* [Stated task]: Extract every line from the records below that contains the word "loss".

Dataset entries on figures:
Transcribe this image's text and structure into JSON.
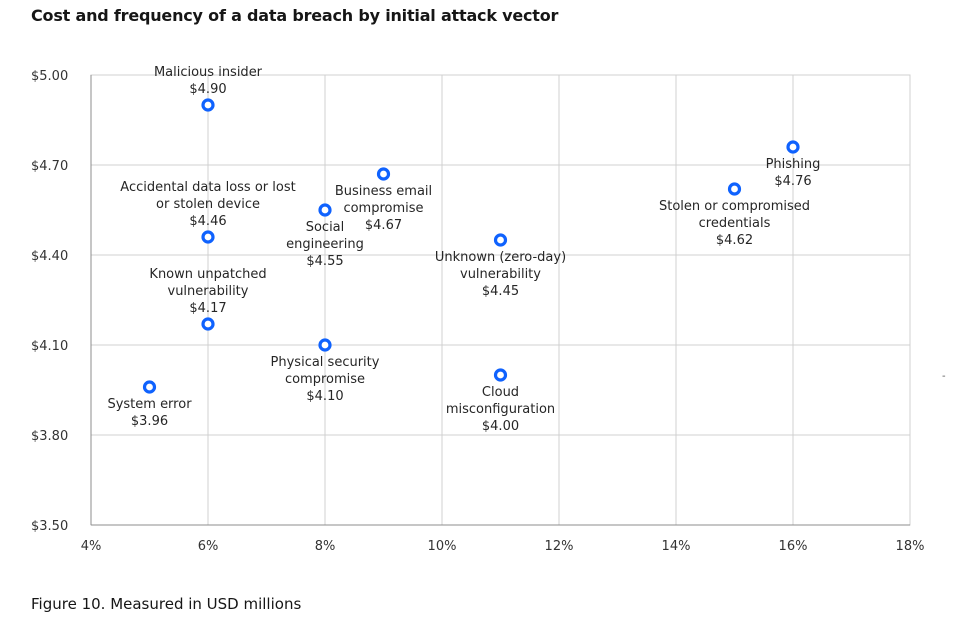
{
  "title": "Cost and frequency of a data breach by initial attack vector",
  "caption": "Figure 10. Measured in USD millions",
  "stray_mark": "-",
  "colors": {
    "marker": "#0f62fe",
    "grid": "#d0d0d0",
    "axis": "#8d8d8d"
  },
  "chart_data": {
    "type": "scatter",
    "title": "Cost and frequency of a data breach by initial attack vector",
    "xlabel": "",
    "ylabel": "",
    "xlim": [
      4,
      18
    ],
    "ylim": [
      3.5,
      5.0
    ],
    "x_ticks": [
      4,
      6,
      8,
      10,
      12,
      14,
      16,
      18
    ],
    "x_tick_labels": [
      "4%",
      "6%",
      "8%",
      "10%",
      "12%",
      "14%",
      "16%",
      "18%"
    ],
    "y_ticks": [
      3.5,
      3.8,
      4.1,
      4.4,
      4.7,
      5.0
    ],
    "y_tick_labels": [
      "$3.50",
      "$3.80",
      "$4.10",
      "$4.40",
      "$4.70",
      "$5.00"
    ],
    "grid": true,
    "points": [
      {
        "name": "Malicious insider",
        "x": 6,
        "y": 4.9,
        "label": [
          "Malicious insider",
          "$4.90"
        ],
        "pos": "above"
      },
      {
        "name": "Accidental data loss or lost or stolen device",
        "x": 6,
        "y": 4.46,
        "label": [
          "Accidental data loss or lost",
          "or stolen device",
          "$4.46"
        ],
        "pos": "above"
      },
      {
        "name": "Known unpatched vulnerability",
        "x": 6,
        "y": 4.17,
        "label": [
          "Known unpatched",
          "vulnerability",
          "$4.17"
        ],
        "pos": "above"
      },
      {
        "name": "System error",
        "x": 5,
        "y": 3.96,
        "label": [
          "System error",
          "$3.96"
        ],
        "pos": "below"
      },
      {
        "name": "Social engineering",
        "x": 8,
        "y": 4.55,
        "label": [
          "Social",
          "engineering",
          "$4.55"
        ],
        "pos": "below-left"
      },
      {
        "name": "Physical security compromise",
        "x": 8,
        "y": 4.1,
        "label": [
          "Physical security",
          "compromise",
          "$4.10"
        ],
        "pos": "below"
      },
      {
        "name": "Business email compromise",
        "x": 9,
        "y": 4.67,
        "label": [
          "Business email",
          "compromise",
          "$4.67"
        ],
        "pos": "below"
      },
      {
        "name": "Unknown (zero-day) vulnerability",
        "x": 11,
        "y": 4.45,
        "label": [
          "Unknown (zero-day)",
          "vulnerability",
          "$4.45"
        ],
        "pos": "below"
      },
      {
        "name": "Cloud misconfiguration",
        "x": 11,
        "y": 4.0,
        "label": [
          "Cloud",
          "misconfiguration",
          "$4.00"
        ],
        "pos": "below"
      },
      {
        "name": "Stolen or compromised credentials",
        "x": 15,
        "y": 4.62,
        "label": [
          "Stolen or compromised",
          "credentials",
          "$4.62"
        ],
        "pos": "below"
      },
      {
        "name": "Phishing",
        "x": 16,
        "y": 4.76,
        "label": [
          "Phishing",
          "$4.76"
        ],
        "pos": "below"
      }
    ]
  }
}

==

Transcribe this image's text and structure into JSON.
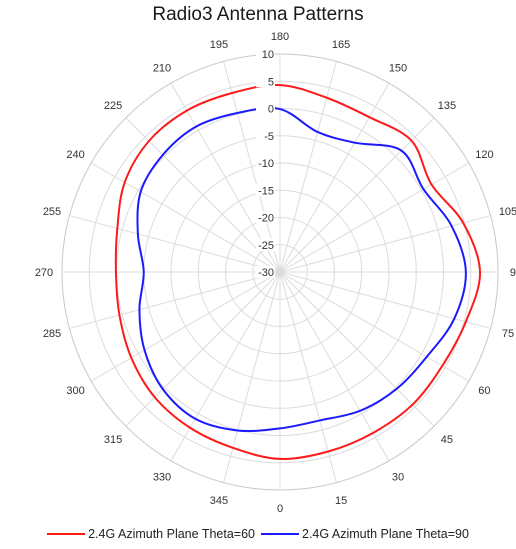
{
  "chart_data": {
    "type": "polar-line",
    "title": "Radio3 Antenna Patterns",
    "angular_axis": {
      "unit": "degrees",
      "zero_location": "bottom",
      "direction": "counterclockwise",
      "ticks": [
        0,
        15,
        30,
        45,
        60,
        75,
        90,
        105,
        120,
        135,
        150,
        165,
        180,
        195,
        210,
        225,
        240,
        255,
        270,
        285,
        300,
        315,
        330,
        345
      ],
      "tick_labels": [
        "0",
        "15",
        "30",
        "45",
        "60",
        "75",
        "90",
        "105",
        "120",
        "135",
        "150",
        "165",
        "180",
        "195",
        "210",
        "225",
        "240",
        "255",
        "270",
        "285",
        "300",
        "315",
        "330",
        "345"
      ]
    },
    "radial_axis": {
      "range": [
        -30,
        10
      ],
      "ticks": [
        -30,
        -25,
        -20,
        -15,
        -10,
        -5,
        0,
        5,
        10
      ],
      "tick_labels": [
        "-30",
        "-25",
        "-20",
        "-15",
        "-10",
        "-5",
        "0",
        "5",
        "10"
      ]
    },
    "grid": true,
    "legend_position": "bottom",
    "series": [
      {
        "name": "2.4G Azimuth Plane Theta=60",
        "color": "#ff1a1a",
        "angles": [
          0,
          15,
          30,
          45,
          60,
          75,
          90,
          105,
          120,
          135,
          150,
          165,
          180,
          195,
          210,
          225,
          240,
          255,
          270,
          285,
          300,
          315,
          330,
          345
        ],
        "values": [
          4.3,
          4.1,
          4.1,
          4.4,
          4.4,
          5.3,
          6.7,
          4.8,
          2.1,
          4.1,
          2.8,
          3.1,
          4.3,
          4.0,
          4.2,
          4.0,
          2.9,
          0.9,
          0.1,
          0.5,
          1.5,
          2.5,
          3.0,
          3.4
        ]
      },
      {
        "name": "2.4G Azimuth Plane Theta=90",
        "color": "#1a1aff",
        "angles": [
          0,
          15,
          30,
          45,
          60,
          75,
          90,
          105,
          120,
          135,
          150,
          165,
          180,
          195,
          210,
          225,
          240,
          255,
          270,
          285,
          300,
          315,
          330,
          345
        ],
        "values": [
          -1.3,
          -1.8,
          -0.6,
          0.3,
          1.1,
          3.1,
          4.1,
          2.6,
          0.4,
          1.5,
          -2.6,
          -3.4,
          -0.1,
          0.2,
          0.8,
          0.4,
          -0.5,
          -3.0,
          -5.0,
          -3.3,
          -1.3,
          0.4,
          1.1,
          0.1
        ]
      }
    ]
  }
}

* [Completed exercise]:
        "name": "Accidental data loss or lost or stolen device",
          "Accidental data loss or lost",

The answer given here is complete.